> **WRITTEN INSTRUCTION**: Repeat the material below exactly, with no pictures.

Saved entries
= = =

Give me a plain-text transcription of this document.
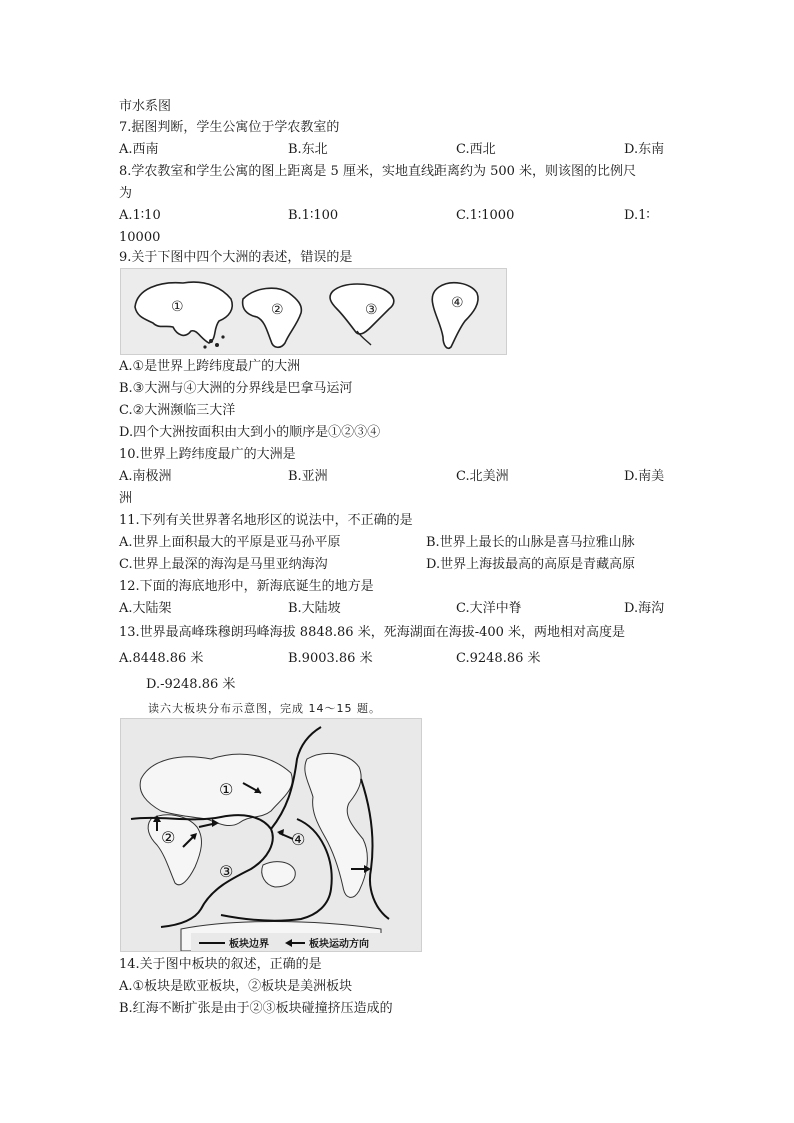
市水系图
7.据图判断，学生公寓位于学农教室的
A.西南	B.东北	C.西北	D.东南
8.学农教室和学生公寓的图上距离是 5 厘米，实地直线距离约为 500 米，则该图的比例尺
为
A.1∶10	B.1∶100	C.1∶1000	D.1∶
10000
9.关于下图中四个大洲的表述，错误的是
①	②	③	④
A.①是世界上跨纬度最广的大洲
B.③大洲与④大洲的分界线是巴拿马运河
C.②大洲濒临三大洋
D.四个大洲按面积由大到小的顺序是①②③④
10.世界上跨纬度最广的大洲是
A.南极洲	B.亚洲	C.北美洲	D.南美
洲
11.下列有关世界著名地形区的说法中，不正确的是
A.世界上面积最大的平原是亚马孙平原	B.世界上最长的山脉是喜马拉雅山脉
C.世界上最深的海沟是马里亚纳海沟	D.世界上海拔最高的高原是青藏高原
12.下面的海底地形中，新海底诞生的地方是
A.大陆架	B.大陆坡	C.大洋中脊	D.海沟
13.世界最高峰珠穆朗玛峰海拔 8848.86 米，死海湖面在海拔-400 米，两地相对高度是
A.8448.86 米	B.9003.86 米	C.9248.86 米
D.-9248.86 米
读六大板块分布示意图，完成 14～15 题。
①
②
③
④
板块边界	板块运动方向
14.关于图中板块的叙述，正确的是
A.①板块是欧亚板块，②板块是美洲板块
B.红海不断扩张是由于②③板块碰撞挤压造成的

= = =

> **TASK ANSWER**:
Give me a plain-text transcription of this document.
市水系图
7.据图判断，学生公寓位于学农教室的
A.西南	B.东北	C.西北	D.东南
8.学农教室和学生公寓的图上距离是 5 厘米，实地直线距离约为 500 米，则该图的比例尺
为
A.1∶10	B.1∶100	C.1∶1000	D.1∶
10000
9.关于下图中四个大洲的表述，错误的是
①	②	③	④
A.①是世界上跨纬度最广的大洲
B.③大洲与④大洲的分界线是巴拿马运河
C.②大洲濒临三大洋
D.四个大洲按面积由大到小的顺序是①②③④
10.世界上跨纬度最广的大洲是
A.南极洲	B.亚洲	C.北美洲	D.南美
洲
11.下列有关世界著名地形区的说法中，不正确的是
A.世界上面积最大的平原是亚马孙平原	B.世界上最长的山脉是喜马拉雅山脉
C.世界上最深的海沟是马里亚纳海沟	D.世界上海拔最高的高原是青藏高原
12.下面的海底地形中，新海底诞生的地方是
A.大陆架	B.大陆坡	C.大洋中脊	D.海沟
13.世界最高峰珠穆朗玛峰海拔 8848.86 米，死海湖面在海拔-400 米，两地相对高度是
A.8448.86 米	B.9003.86 米	C.9248.86 米
D.-9248.86 米
读六大板块分布示意图，完成 14～15 题。
①
②
③
④
板块边界	板块运动方向
14.关于图中板块的叙述，正确的是
A.①板块是欧亚板块，②板块是美洲板块
B.红海不断扩张是由于②③板块碰撞挤压造成的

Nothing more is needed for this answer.